Prompt:
Reproduce all of the data exactly.

Records from a collection of figures
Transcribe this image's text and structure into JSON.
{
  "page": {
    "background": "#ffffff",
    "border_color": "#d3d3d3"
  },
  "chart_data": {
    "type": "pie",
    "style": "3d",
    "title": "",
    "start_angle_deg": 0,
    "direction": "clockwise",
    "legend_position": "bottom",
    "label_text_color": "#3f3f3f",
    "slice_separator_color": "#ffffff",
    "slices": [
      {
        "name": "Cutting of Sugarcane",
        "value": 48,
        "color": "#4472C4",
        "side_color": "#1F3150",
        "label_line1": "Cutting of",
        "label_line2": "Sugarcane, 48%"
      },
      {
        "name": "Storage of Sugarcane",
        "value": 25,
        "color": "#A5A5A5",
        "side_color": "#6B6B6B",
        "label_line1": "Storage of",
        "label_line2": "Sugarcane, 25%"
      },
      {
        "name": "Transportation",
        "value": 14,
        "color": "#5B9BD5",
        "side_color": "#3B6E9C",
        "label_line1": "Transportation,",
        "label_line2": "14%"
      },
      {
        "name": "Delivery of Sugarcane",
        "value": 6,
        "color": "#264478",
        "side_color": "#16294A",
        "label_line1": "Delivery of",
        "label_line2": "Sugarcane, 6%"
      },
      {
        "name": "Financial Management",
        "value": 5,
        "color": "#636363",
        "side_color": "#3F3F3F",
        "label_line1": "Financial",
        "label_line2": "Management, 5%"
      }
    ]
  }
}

Answer to the exercise:
Transcribe this image's text and structure into JSON.
{
  "page": {
    "background": "#ffffff",
    "border_color": "#d3d3d3"
  },
  "chart_data": {
    "type": "pie",
    "style": "3d",
    "title": "",
    "start_angle_deg": 0,
    "direction": "clockwise",
    "legend_position": "bottom",
    "label_text_color": "#3f3f3f",
    "slice_separator_color": "#ffffff",
    "slices": [
      {
        "name": "Cutting of Sugarcane",
        "value": 48,
        "color": "#4472C4",
        "side_color": "#1F3150",
        "label_line1": "Cutting of",
        "label_line2": "Sugarcane, 48%"
      },
      {
        "name": "Storage of Sugarcane",
        "value": 25,
        "color": "#A5A5A5",
        "side_color": "#6B6B6B",
        "label_line1": "Storage of",
        "label_line2": "Sugarcane, 25%"
      },
      {
        "name": "Transportation",
        "value": 14,
        "color": "#5B9BD5",
        "side_color": "#3B6E9C",
        "label_line1": "Transportation,",
        "label_line2": "14%"
      },
      {
        "name": "Delivery of Sugarcane",
        "value": 6,
        "color": "#264478",
        "side_color": "#16294A",
        "label_line1": "Delivery of",
        "label_line2": "Sugarcane, 6%"
      },
      {
        "name": "Financial Management",
        "value": 5,
        "color": "#636363",
        "side_color": "#3F3F3F",
        "label_line1": "Financial",
        "label_line2": "Management, 5%"
      }
    ]
  }
}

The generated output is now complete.